> _TO BE DONE_: Repeat the full listing below verbatim and keep the images out.

> _DATASET_:

━━━━━━━━━━━━━━━━

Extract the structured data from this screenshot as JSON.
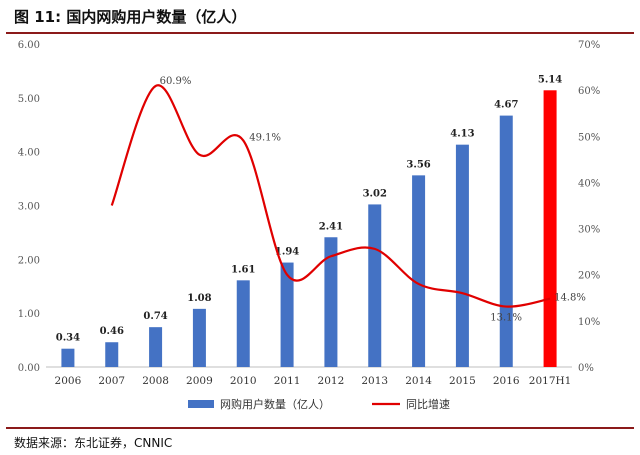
{
  "header": {
    "title": "图 11: 国内网购用户数量（亿人）"
  },
  "source": "数据来源：东北证券，CNNIC",
  "chart_data": {
    "type": "bar+line",
    "title": "国内网购用户数量（亿人）",
    "categories": [
      "2006",
      "2007",
      "2008",
      "2009",
      "2010",
      "2011",
      "2012",
      "2013",
      "2014",
      "2015",
      "2016",
      "2017H1"
    ],
    "series": [
      {
        "name": "网购用户数量（亿人）",
        "type": "bar",
        "axis": "left",
        "values": [
          0.34,
          0.46,
          0.74,
          1.08,
          1.61,
          1.94,
          2.41,
          3.02,
          3.56,
          4.13,
          4.67,
          5.14
        ],
        "labels": [
          "0.34",
          "0.46",
          "0.74",
          "1.08",
          "1.61",
          "1.94",
          "2.41",
          "3.02",
          "3.56",
          "4.13",
          "4.67",
          "5.14"
        ],
        "color": "#4472C4",
        "highlight_color": "#FF0000",
        "highlight_index": 11
      },
      {
        "name": "同比增速",
        "type": "line",
        "axis": "right",
        "values": [
          null,
          35,
          60.9,
          46,
          49.1,
          20,
          24,
          25.6,
          18,
          16,
          13.1,
          14.8
        ],
        "color": "#E00000",
        "labels": [
          {
            "index": 2,
            "text": "60.9%"
          },
          {
            "index": 4,
            "text": "49.1%"
          },
          {
            "index": 10,
            "text": "13.1%"
          },
          {
            "index": 11,
            "text": "14.8%"
          }
        ]
      }
    ],
    "y_left": {
      "min": 0,
      "max": 6,
      "ticks": [
        "0.00",
        "1.00",
        "2.00",
        "3.00",
        "4.00",
        "5.00",
        "6.00"
      ]
    },
    "y_right": {
      "min": 0,
      "max": 70,
      "ticks": [
        "0%",
        "10%",
        "20%",
        "30%",
        "40%",
        "50%",
        "60%",
        "70%"
      ]
    },
    "legend": {
      "position": "bottom-center",
      "items": [
        "网购用户数量（亿人）",
        "同比增速"
      ]
    }
  }
}
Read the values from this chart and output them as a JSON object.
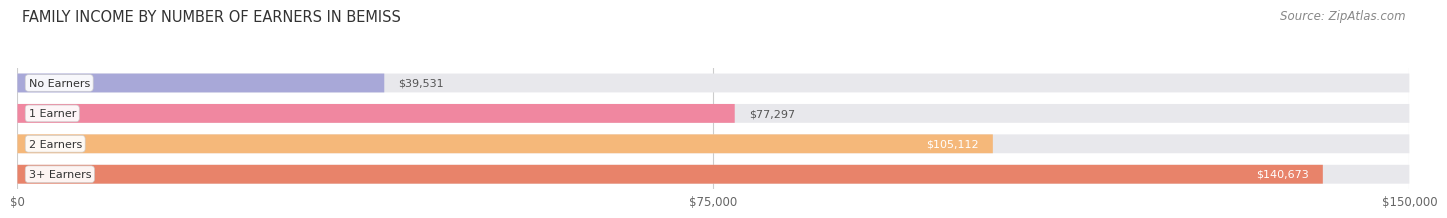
{
  "title": "FAMILY INCOME BY NUMBER OF EARNERS IN BEMISS",
  "source": "Source: ZipAtlas.com",
  "categories": [
    "No Earners",
    "1 Earner",
    "2 Earners",
    "3+ Earners"
  ],
  "values": [
    39531,
    77297,
    105112,
    140673
  ],
  "bar_colors": [
    "#a8a8d8",
    "#f087a0",
    "#f5b87a",
    "#e8836a"
  ],
  "bar_bg_color": "#e8e8ec",
  "value_label_colors": [
    "#555555",
    "#555555",
    "#ffffff",
    "#ffffff"
  ],
  "max_value": 150000,
  "xticks": [
    0,
    75000,
    150000
  ],
  "xtick_labels": [
    "$0",
    "$75,000",
    "$150,000"
  ],
  "background_color": "#ffffff",
  "title_fontsize": 10.5,
  "source_fontsize": 8.5,
  "bar_height": 0.62,
  "bar_gap": 0.38
}
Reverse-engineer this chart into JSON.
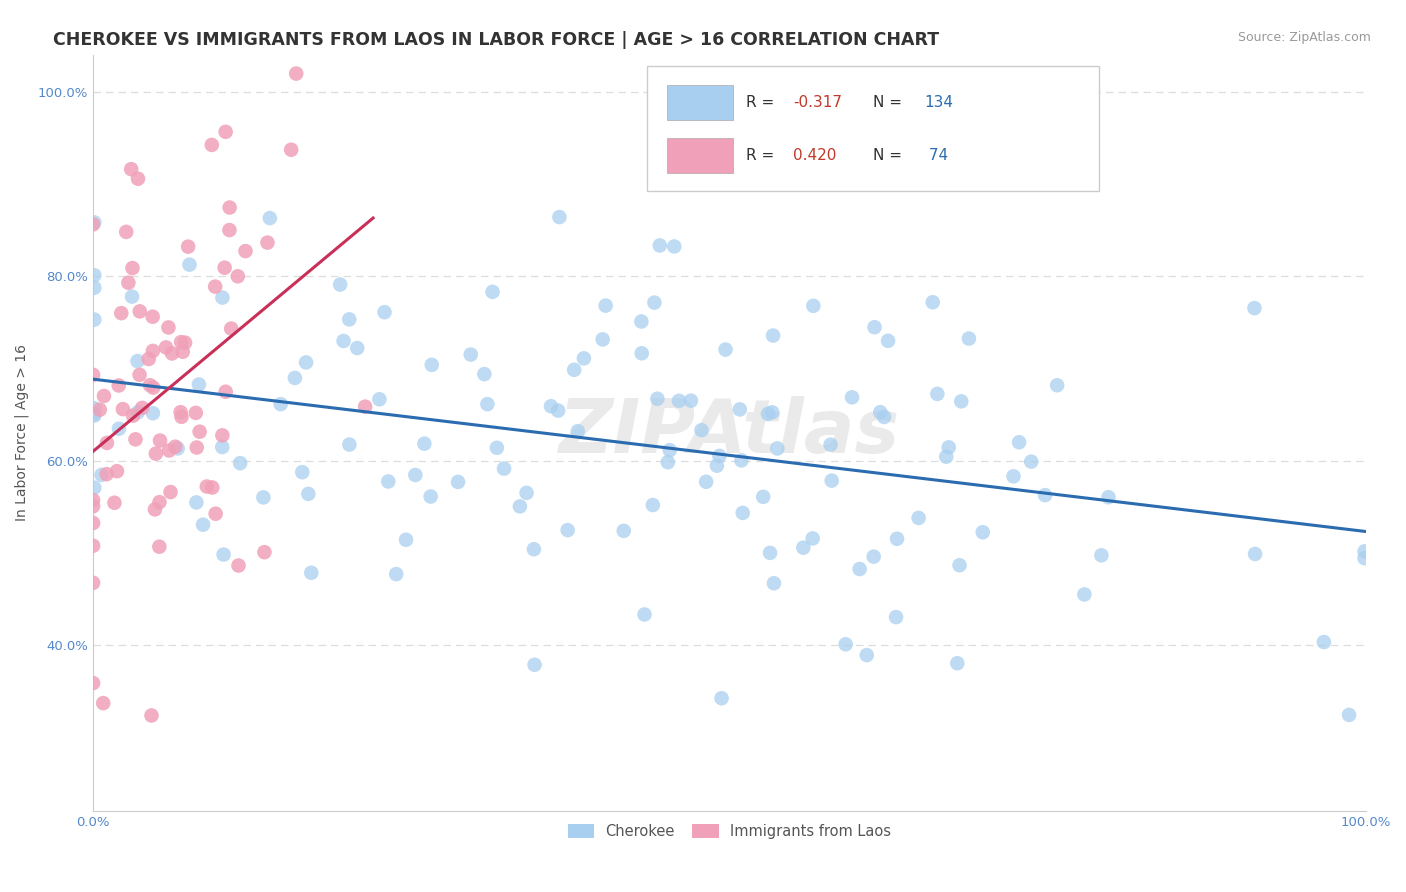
{
  "title": "CHEROKEE VS IMMIGRANTS FROM LAOS IN LABOR FORCE | AGE > 16 CORRELATION CHART",
  "source": "Source: ZipAtlas.com",
  "ylabel": "In Labor Force | Age > 16",
  "blue_color": "#A8CFF0",
  "pink_color": "#F0A0B8",
  "blue_line_color": "#2B6CB0",
  "pink_line_color": "#C8305A",
  "background_color": "#FFFFFF",
  "grid_color": "#DDDDDD",
  "cherokee_R": -0.317,
  "cherokee_N": 134,
  "laos_R": 0.42,
  "laos_N": 74,
  "xlim": [
    0.0,
    1.0
  ],
  "ylim": [
    0.22,
    1.04
  ],
  "yticks": [
    0.4,
    0.6,
    0.8,
    1.0
  ],
  "ytick_labels": [
    "40.0%",
    "60.0%",
    "80.0%",
    "100.0%"
  ],
  "xticks": [
    0.0,
    1.0
  ],
  "xtick_labels": [
    "0.0%",
    "100.0%"
  ],
  "tick_color": "#5588CC",
  "title_color": "#333333",
  "source_color": "#999999",
  "ylabel_color": "#555555"
}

━━━━━━━━━━━━━━━━

> _THE REPLY_:
Extract the structured data from this screenshot as JSON.
{
  "header": {
    "title": "图 11: 国内网购用户数量（亿人）"
  },
  "source": "数据来源：东北证券，CNNIC",
  "chart_data": {
    "type": "bar+line",
    "title": "国内网购用户数量（亿人）",
    "categories": [
      "2006",
      "2007",
      "2008",
      "2009",
      "2010",
      "2011",
      "2012",
      "2013",
      "2014",
      "2015",
      "2016",
      "2017H1"
    ],
    "series": [
      {
        "name": "网购用户数量（亿人）",
        "type": "bar",
        "axis": "left",
        "values": [
          0.34,
          0.46,
          0.74,
          1.08,
          1.61,
          1.94,
          2.41,
          3.02,
          3.56,
          4.13,
          4.67,
          5.14
        ],
        "labels": [
          "0.34",
          "0.46",
          "0.74",
          "1.08",
          "1.61",
          "1.94",
          "2.41",
          "3.02",
          "3.56",
          "4.13",
          "4.67",
          "5.14"
        ],
        "color": "#4472C4",
        "highlight_color": "#FF0000",
        "highlight_index": 11
      },
      {
        "name": "同比增速",
        "type": "line",
        "axis": "right",
        "values": [
          null,
          35,
          60.9,
          46,
          49.1,
          20,
          24,
          25.6,
          18,
          16,
          13.1,
          14.8
        ],
        "color": "#E00000",
        "labels": [
          {
            "index": 2,
            "text": "60.9%"
          },
          {
            "index": 4,
            "text": "49.1%"
          },
          {
            "index": 10,
            "text": "13.1%"
          },
          {
            "index": 11,
            "text": "14.8%"
          }
        ]
      }
    ],
    "y_left": {
      "min": 0,
      "max": 6,
      "ticks": [
        "0.00",
        "1.00",
        "2.00",
        "3.00",
        "4.00",
        "5.00",
        "6.00"
      ]
    },
    "y_right": {
      "min": 0,
      "max": 70,
      "ticks": [
        "0%",
        "10%",
        "20%",
        "30%",
        "40%",
        "50%",
        "60%",
        "70%"
      ]
    },
    "legend": {
      "position": "bottom-center",
      "items": [
        "网购用户数量（亿人）",
        "同比增速"
      ]
    }
  }
}
Read the values from this chart and output them as a JSON object.
{
  "title": "FAMILY INCOME BY NUMBER OF EARNERS IN BEMISS",
  "source": "Source: ZipAtlas.com",
  "categories": [
    "No Earners",
    "1 Earner",
    "2 Earners",
    "3+ Earners"
  ],
  "values": [
    39531,
    77297,
    105112,
    140673
  ],
  "bar_colors": [
    "#a8a8d8",
    "#f087a0",
    "#f5b87a",
    "#e8836a"
  ],
  "bar_bg_color": "#e8e8ec",
  "value_label_colors": [
    "#555555",
    "#555555",
    "#ffffff",
    "#ffffff"
  ],
  "max_value": 150000,
  "xticks": [
    0,
    75000,
    150000
  ],
  "xtick_labels": [
    "$0",
    "$75,000",
    "$150,000"
  ],
  "background_color": "#ffffff",
  "title_fontsize": 10.5,
  "source_fontsize": 8.5,
  "bar_height": 0.62,
  "bar_gap": 0.38
}
Reverse-engineer this chart into JSON.
{
  "title": "CHEROKEE VS IMMIGRANTS FROM LAOS IN LABOR FORCE | AGE > 16 CORRELATION CHART",
  "source": "Source: ZipAtlas.com",
  "ylabel": "In Labor Force | Age > 16",
  "blue_color": "#A8CFF0",
  "pink_color": "#F0A0B8",
  "blue_line_color": "#2B6CB0",
  "pink_line_color": "#C8305A",
  "background_color": "#FFFFFF",
  "grid_color": "#DDDDDD",
  "cherokee_R": -0.317,
  "cherokee_N": 134,
  "laos_R": 0.42,
  "laos_N": 74,
  "xlim": [
    0.0,
    1.0
  ],
  "ylim": [
    0.22,
    1.04
  ],
  "yticks": [
    0.4,
    0.6,
    0.8,
    1.0
  ],
  "ytick_labels": [
    "40.0%",
    "60.0%",
    "80.0%",
    "100.0%"
  ],
  "xticks": [
    0.0,
    1.0
  ],
  "xtick_labels": [
    "0.0%",
    "100.0%"
  ],
  "tick_color": "#5588CC",
  "title_color": "#333333",
  "source_color": "#999999",
  "ylabel_color": "#555555"
}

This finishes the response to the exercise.